(Data entries)
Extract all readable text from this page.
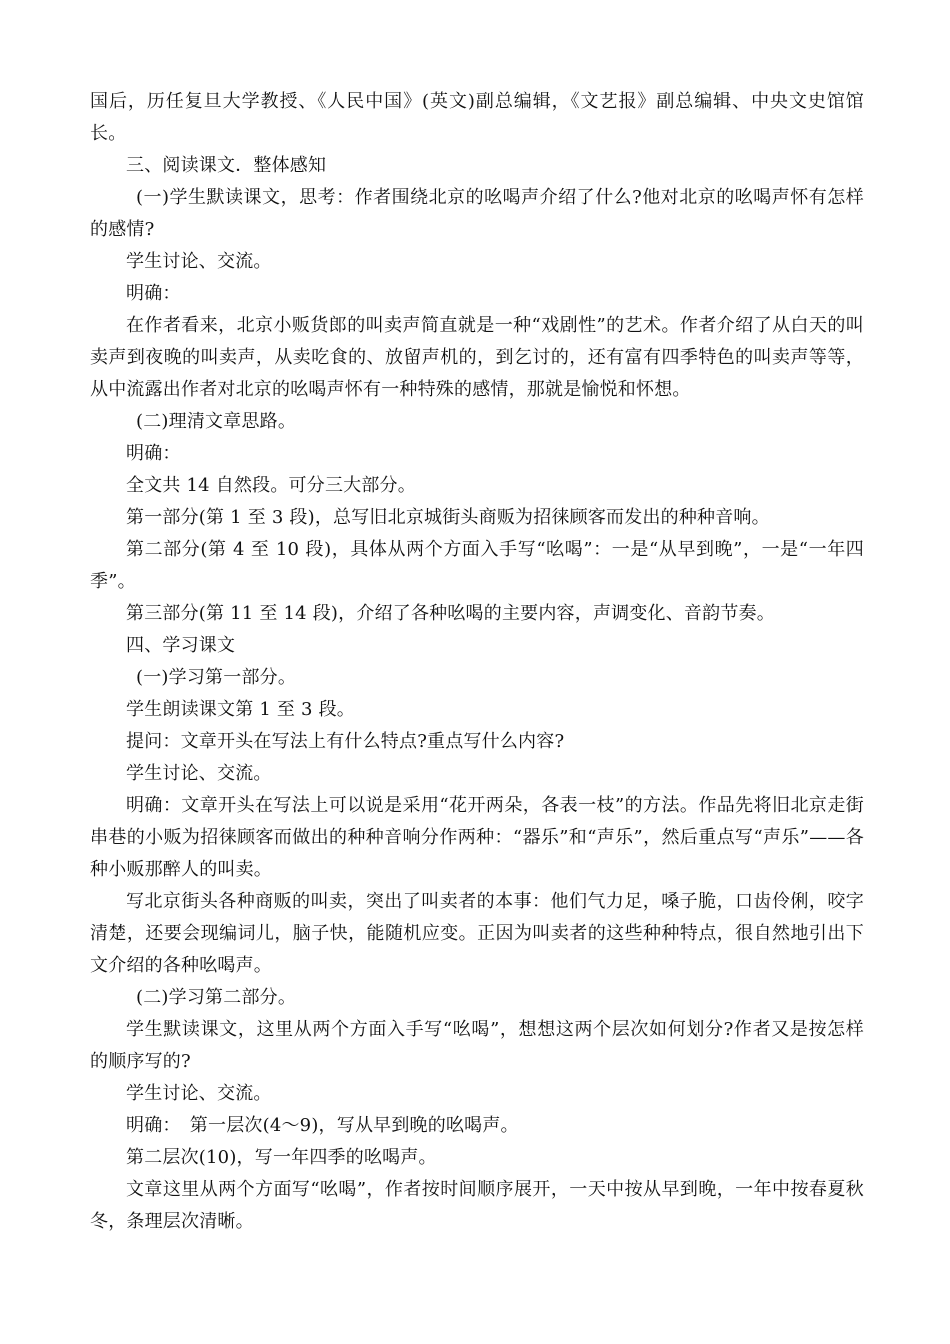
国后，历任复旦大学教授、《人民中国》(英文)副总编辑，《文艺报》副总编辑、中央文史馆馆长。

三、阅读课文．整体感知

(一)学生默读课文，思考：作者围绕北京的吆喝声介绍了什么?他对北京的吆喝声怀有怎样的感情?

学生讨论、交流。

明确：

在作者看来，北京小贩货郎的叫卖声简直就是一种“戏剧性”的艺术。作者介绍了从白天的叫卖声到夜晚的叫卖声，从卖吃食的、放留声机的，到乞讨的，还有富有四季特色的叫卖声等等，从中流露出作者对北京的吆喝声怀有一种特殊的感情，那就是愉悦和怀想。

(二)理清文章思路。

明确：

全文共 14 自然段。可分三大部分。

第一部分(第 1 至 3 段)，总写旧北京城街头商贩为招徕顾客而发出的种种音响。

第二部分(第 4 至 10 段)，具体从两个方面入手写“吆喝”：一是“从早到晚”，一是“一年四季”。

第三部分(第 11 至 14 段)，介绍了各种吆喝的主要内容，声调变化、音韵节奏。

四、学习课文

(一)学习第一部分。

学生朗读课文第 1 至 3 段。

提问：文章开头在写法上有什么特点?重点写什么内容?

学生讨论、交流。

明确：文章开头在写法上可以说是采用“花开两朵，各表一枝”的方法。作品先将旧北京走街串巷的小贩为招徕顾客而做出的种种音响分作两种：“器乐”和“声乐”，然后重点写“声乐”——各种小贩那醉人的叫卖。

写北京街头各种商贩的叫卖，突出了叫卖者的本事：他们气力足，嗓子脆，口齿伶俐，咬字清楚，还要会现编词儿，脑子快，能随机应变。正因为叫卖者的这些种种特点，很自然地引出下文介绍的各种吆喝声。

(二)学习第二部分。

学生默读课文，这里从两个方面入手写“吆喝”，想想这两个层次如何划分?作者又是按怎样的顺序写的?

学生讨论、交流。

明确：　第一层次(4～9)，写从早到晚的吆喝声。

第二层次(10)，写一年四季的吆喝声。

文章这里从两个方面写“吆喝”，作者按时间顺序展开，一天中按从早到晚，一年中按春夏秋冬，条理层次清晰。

* * *

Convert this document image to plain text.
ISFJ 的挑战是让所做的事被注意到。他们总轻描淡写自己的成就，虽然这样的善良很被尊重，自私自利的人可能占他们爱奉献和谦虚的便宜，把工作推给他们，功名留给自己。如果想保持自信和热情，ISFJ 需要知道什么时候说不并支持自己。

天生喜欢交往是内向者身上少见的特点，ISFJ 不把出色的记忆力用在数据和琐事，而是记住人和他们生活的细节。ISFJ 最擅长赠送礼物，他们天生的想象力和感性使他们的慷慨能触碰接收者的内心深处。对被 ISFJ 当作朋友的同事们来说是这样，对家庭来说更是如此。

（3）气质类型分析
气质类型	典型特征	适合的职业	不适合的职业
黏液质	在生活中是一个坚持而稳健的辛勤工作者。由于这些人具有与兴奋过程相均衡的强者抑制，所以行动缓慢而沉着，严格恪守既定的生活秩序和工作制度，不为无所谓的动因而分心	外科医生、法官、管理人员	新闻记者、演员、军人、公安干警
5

◆ **WHAT YOU NEED TO DO**
Above are entries; state the number of lines among them that contain "text", and nothing else.

◆ **RIGHT ANSWER**
2